What to produce — Would you filter these records and copy every line that has the word "your"?

Materials provided —
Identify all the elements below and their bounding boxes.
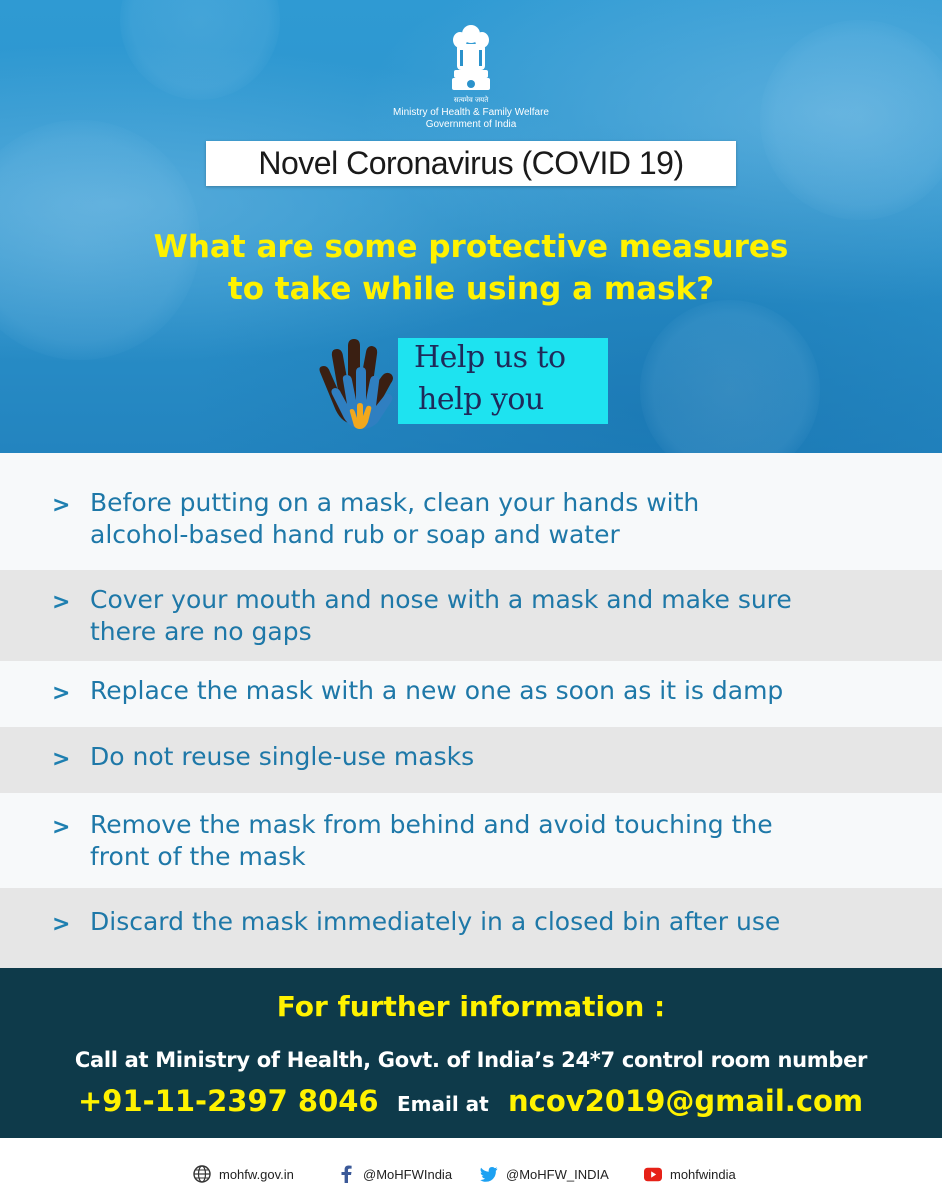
facebook-link[interactable] bbox=[337, 1165, 452, 1183]
virus-background-shape bbox=[120, 0, 280, 100]
list-item bbox=[0, 570, 942, 661]
header-banner bbox=[0, 0, 942, 453]
twitter-link[interactable] bbox=[480, 1165, 609, 1183]
email-label: Email at bbox=[397, 1092, 489, 1116]
info-title: For further information : bbox=[276, 990, 666, 1023]
list-item-line-1: Do not reuse single-use masks bbox=[90, 742, 475, 771]
globe-icon bbox=[193, 1165, 211, 1183]
list-item-line-2: there are no gaps bbox=[90, 617, 312, 646]
list-item-text bbox=[90, 584, 890, 648]
list-item-line-1: Replace the mask with a new one as soon as it is damp bbox=[90, 676, 784, 705]
facebook-icon bbox=[337, 1165, 355, 1183]
list-item-text bbox=[90, 906, 890, 938]
website-link[interactable] bbox=[193, 1165, 294, 1183]
page-question bbox=[60, 226, 882, 310]
list-item-line-1: Discard the mask immediately in a closed bin after use bbox=[90, 907, 781, 936]
list-item-text bbox=[90, 741, 890, 773]
list-item-line-1: Cover your mouth and nose with a mask and make sure bbox=[90, 585, 792, 614]
chevron-right-icon: > bbox=[52, 912, 71, 937]
question-line-1: What are some protective measures bbox=[153, 229, 789, 265]
list-item-line-1: Before putting on a mask, clean your hands with bbox=[90, 488, 700, 517]
help-line-2: help you bbox=[418, 382, 544, 417]
virus-background-shape bbox=[760, 20, 942, 220]
youtube-text: mohfwindia bbox=[670, 1166, 736, 1182]
youtube-link[interactable] bbox=[644, 1165, 736, 1183]
chevron-right-icon: > bbox=[52, 493, 71, 518]
twitter-text: @MoHFW_INDIA bbox=[506, 1166, 609, 1182]
facebook-text: @MoHFWIndia bbox=[363, 1166, 453, 1182]
info-call-text: Call at Ministry of Health, Govt. of India’s 24*7 control room number bbox=[74, 1048, 868, 1072]
list-item-text bbox=[90, 809, 890, 873]
question-line-2: to take while using a mask? bbox=[227, 271, 715, 307]
youtube-icon bbox=[644, 1165, 662, 1183]
covid-title: Novel Coronavirus (COVID 19) bbox=[258, 145, 684, 181]
list-item bbox=[0, 453, 942, 570]
list-item-line-1: Remove the mask from behind and avoid touching the bbox=[90, 810, 773, 839]
help-us-badge bbox=[314, 332, 614, 428]
website-text: mohfw.gov.in bbox=[219, 1166, 294, 1182]
chevron-right-icon: > bbox=[52, 590, 71, 615]
ministry-line-1: Ministry of Health & Family Welfare bbox=[393, 107, 549, 118]
emblem-caption: सत्यमेव जयते bbox=[453, 96, 489, 104]
chevron-right-icon: > bbox=[52, 747, 71, 772]
list-item-text bbox=[90, 487, 890, 551]
list-item-text bbox=[90, 675, 890, 707]
list-item-line-2: front of the mask bbox=[90, 842, 306, 871]
ministry-name bbox=[300, 107, 642, 131]
national-emblem-icon bbox=[446, 22, 496, 106]
list-item bbox=[0, 727, 942, 793]
list-item bbox=[0, 888, 942, 968]
list-item bbox=[0, 661, 942, 727]
list-item-line-2: alcohol-based hand rub or soap and water bbox=[90, 520, 620, 549]
social-links-bar bbox=[0, 1138, 942, 1200]
chevron-right-icon: > bbox=[52, 815, 71, 840]
helpline-phone[interactable]: +91-11-2397 8046 bbox=[78, 1084, 379, 1118]
help-line-1: Help us to bbox=[414, 340, 566, 375]
helpline-email[interactable]: ncov2019@gmail.com bbox=[508, 1084, 864, 1118]
measures-list bbox=[0, 453, 942, 968]
helping-hands-icon bbox=[314, 336, 410, 430]
twitter-icon bbox=[480, 1165, 498, 1183]
covid-title-box bbox=[206, 141, 736, 186]
chevron-right-icon: > bbox=[52, 681, 71, 706]
contact-info-panel bbox=[0, 968, 942, 1138]
ministry-line-2: Government of India bbox=[425, 119, 517, 130]
list-item bbox=[0, 793, 942, 888]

Output of the exercise —
list-item-line-1: Cover your mouth and nose with a mask and make sure bbox=[90, 585, 792, 614]
list-item-line-1: Before putting on a mask, clean your hands with bbox=[90, 488, 700, 517]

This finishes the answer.